## START Information shown

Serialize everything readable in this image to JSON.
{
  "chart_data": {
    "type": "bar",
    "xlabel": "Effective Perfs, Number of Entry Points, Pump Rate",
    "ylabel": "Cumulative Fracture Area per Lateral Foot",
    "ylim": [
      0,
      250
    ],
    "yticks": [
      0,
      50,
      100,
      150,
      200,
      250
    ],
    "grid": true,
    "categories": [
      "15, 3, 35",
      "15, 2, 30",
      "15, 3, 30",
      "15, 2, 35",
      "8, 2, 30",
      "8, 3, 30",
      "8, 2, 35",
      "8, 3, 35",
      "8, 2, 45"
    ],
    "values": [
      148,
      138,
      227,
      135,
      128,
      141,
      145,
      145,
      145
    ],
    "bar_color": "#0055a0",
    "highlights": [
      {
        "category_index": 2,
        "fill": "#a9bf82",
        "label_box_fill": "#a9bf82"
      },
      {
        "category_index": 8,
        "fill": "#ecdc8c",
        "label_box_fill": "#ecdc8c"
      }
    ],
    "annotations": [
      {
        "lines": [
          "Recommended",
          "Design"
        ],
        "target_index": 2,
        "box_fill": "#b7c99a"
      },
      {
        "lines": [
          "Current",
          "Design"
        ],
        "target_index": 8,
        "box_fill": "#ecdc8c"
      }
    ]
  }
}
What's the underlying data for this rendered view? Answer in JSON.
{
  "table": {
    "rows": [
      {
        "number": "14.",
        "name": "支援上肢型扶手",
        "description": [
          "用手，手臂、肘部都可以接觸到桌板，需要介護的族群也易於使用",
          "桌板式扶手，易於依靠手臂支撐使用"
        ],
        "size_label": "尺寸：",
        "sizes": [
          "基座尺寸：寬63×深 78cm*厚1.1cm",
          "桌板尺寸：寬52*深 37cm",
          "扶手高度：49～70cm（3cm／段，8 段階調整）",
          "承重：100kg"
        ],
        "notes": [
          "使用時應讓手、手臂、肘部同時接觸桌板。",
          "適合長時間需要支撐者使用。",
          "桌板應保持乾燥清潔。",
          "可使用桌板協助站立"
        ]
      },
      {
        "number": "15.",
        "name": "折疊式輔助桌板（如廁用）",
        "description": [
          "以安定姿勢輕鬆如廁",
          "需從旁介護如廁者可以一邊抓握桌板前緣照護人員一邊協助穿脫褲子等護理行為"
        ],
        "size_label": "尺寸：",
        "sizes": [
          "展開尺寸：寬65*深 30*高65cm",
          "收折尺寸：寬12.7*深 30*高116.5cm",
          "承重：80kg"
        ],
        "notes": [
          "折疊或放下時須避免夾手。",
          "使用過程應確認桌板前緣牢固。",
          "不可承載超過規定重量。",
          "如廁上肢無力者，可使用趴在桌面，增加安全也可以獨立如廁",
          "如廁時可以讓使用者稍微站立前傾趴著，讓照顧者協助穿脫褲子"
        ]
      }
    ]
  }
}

## END Information shown

To be done:
Can you reproduce all the material exactly?

Full response:
Serialize everything readable in this image to JSON.
{
  "chart_data": {
    "type": "bar",
    "xlabel": "Effective Perfs, Number of Entry Points, Pump Rate",
    "ylabel": "Cumulative Fracture Area per Lateral Foot",
    "ylim": [
      0,
      250
    ],
    "yticks": [
      0,
      50,
      100,
      150,
      200,
      250
    ],
    "grid": true,
    "categories": [
      "15, 3, 35",
      "15, 2, 30",
      "15, 3, 30",
      "15, 2, 35",
      "8, 2, 30",
      "8, 3, 30",
      "8, 2, 35",
      "8, 3, 35",
      "8, 2, 45"
    ],
    "values": [
      148,
      138,
      227,
      135,
      128,
      141,
      145,
      145,
      145
    ],
    "bar_color": "#0055a0",
    "highlights": [
      {
        "category_index": 2,
        "fill": "#a9bf82",
        "label_box_fill": "#a9bf82"
      },
      {
        "category_index": 8,
        "fill": "#ecdc8c",
        "label_box_fill": "#ecdc8c"
      }
    ],
    "annotations": [
      {
        "lines": [
          "Recommended",
          "Design"
        ],
        "target_index": 2,
        "box_fill": "#b7c99a"
      },
      {
        "lines": [
          "Current",
          "Design"
        ],
        "target_index": 8,
        "box_fill": "#ecdc8c"
      }
    ]
  }
}
What's the underlying data for this rendered view? Answer in JSON.
{
  "table": {
    "rows": [
      {
        "number": "14.",
        "name": "支援上肢型扶手",
        "description": [
          "用手，手臂、肘部都可以接觸到桌板，需要介護的族群也易於使用",
          "桌板式扶手，易於依靠手臂支撐使用"
        ],
        "size_label": "尺寸：",
        "sizes": [
          "基座尺寸：寬63×深 78cm*厚1.1cm",
          "桌板尺寸：寬52*深 37cm",
          "扶手高度：49～70cm（3cm／段，8 段階調整）",
          "承重：100kg"
        ],
        "notes": [
          "使用時應讓手、手臂、肘部同時接觸桌板。",
          "適合長時間需要支撐者使用。",
          "桌板應保持乾燥清潔。",
          "可使用桌板協助站立"
        ]
      },
      {
        "number": "15.",
        "name": "折疊式輔助桌板（如廁用）",
        "description": [
          "以安定姿勢輕鬆如廁",
          "需從旁介護如廁者可以一邊抓握桌板前緣照護人員一邊協助穿脫褲子等護理行為"
        ],
        "size_label": "尺寸：",
        "sizes": [
          "展開尺寸：寬65*深 30*高65cm",
          "收折尺寸：寬12.7*深 30*高116.5cm",
          "承重：80kg"
        ],
        "notes": [
          "折疊或放下時須避免夾手。",
          "使用過程應確認桌板前緣牢固。",
          "不可承載超過規定重量。",
          "如廁上肢無力者，可使用趴在桌面，增加安全也可以獨立如廁",
          "如廁時可以讓使用者稍微站立前傾趴著，讓照顧者協助穿脫褲子"
        ]
      }
    ]
  }
}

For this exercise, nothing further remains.